▸ Stated task
How many of these lines hold the string "false"? Answer with the number only.

▸ Dataset entries
========
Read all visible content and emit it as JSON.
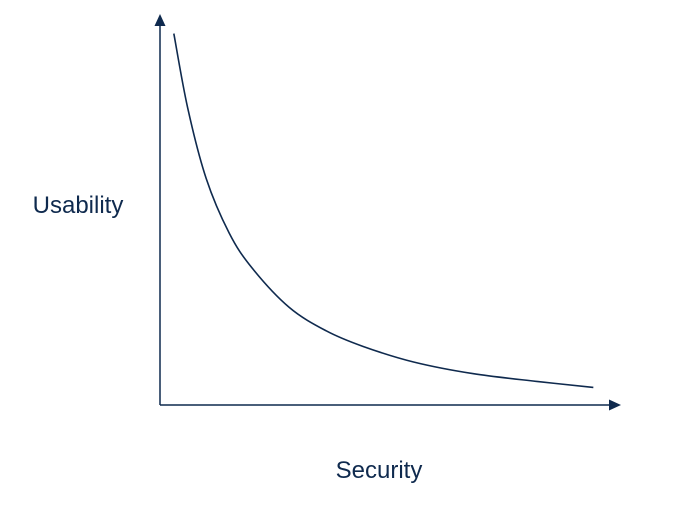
{
  "chart_data": {
    "type": "line",
    "title": "",
    "xlabel": "Security",
    "ylabel": "Usability",
    "xticks": false,
    "yticks": false,
    "grid": false,
    "legend": "none",
    "xlim": [
      0,
      100
    ],
    "ylim": [
      0,
      100
    ],
    "series": [
      {
        "x": [
          3,
          6,
          10,
          15,
          20,
          28,
          36,
          44,
          55,
          68,
          82,
          94
        ],
        "y": [
          95,
          76,
          58,
          44,
          35,
          25,
          19,
          15,
          11,
          8,
          6,
          4.5
        ]
      }
    ],
    "colors": {
      "axis": "#0f2a4e",
      "curve": "#0f2a4e",
      "label": "#0f2a4e"
    }
  }
}
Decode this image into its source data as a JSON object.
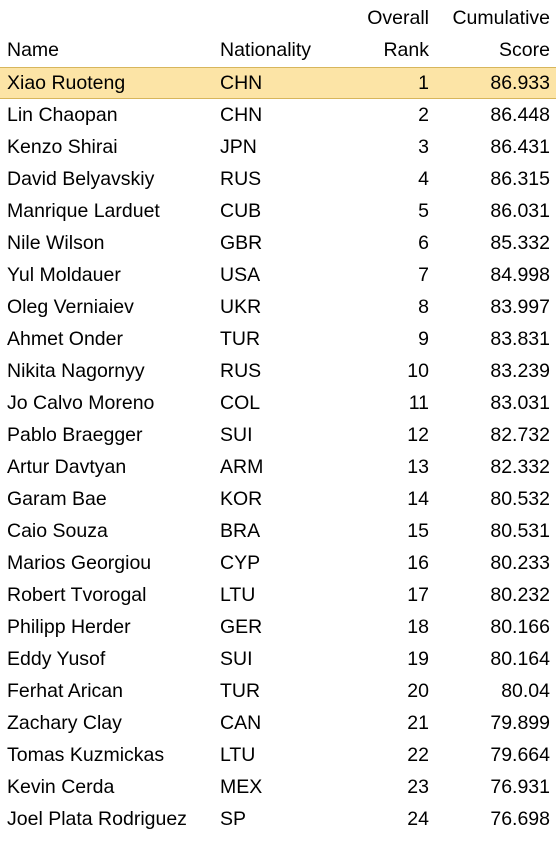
{
  "headers": {
    "name": "Name",
    "nationality": "Nationality",
    "rank_line1": "Overall",
    "rank_line2": "Rank",
    "score_line1": "Cumulative",
    "score_line2": "Score"
  },
  "highlight_color": "#fce4a6",
  "rows": [
    {
      "name": "Xiao Ruoteng",
      "nationality": "CHN",
      "rank": "1",
      "score": "86.933"
    },
    {
      "name": "Lin Chaopan",
      "nationality": "CHN",
      "rank": "2",
      "score": "86.448"
    },
    {
      "name": "Kenzo Shirai",
      "nationality": "JPN",
      "rank": "3",
      "score": "86.431"
    },
    {
      "name": "David Belyavskiy",
      "nationality": "RUS",
      "rank": "4",
      "score": "86.315"
    },
    {
      "name": "Manrique Larduet",
      "nationality": "CUB",
      "rank": "5",
      "score": "86.031"
    },
    {
      "name": "Nile Wilson",
      "nationality": "GBR",
      "rank": "6",
      "score": "85.332"
    },
    {
      "name": "Yul Moldauer",
      "nationality": "USA",
      "rank": "7",
      "score": "84.998"
    },
    {
      "name": "Oleg Verniaiev",
      "nationality": "UKR",
      "rank": "8",
      "score": "83.997"
    },
    {
      "name": "Ahmet Onder",
      "nationality": "TUR",
      "rank": "9",
      "score": "83.831"
    },
    {
      "name": "Nikita Nagornyy",
      "nationality": "RUS",
      "rank": "10",
      "score": "83.239"
    },
    {
      "name": "Jo Calvo Moreno",
      "nationality": "COL",
      "rank": "11",
      "score": "83.031"
    },
    {
      "name": "Pablo Braegger",
      "nationality": "SUI",
      "rank": "12",
      "score": "82.732"
    },
    {
      "name": "Artur Davtyan",
      "nationality": "ARM",
      "rank": "13",
      "score": "82.332"
    },
    {
      "name": "Garam Bae",
      "nationality": "KOR",
      "rank": "14",
      "score": "80.532"
    },
    {
      "name": "Caio Souza",
      "nationality": "BRA",
      "rank": "15",
      "score": "80.531"
    },
    {
      "name": "Marios Georgiou",
      "nationality": "CYP",
      "rank": "16",
      "score": "80.233"
    },
    {
      "name": "Robert Tvorogal",
      "nationality": "LTU",
      "rank": "17",
      "score": "80.232"
    },
    {
      "name": "Philipp Herder",
      "nationality": "GER",
      "rank": "18",
      "score": "80.166"
    },
    {
      "name": "Eddy Yusof",
      "nationality": "SUI",
      "rank": "19",
      "score": "80.164"
    },
    {
      "name": "Ferhat Arican",
      "nationality": "TUR",
      "rank": "20",
      "score": "80.04"
    },
    {
      "name": "Zachary Clay",
      "nationality": "CAN",
      "rank": "21",
      "score": "79.899"
    },
    {
      "name": "Tomas Kuzmickas",
      "nationality": "LTU",
      "rank": "22",
      "score": "79.664"
    },
    {
      "name": "Kevin Cerda",
      "nationality": "MEX",
      "rank": "23",
      "score": "76.931"
    },
    {
      "name": "Joel Plata Rodriguez",
      "nationality": "SP",
      "rank": "24",
      "score": "76.698"
    }
  ]
}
========
▸ Task solution
3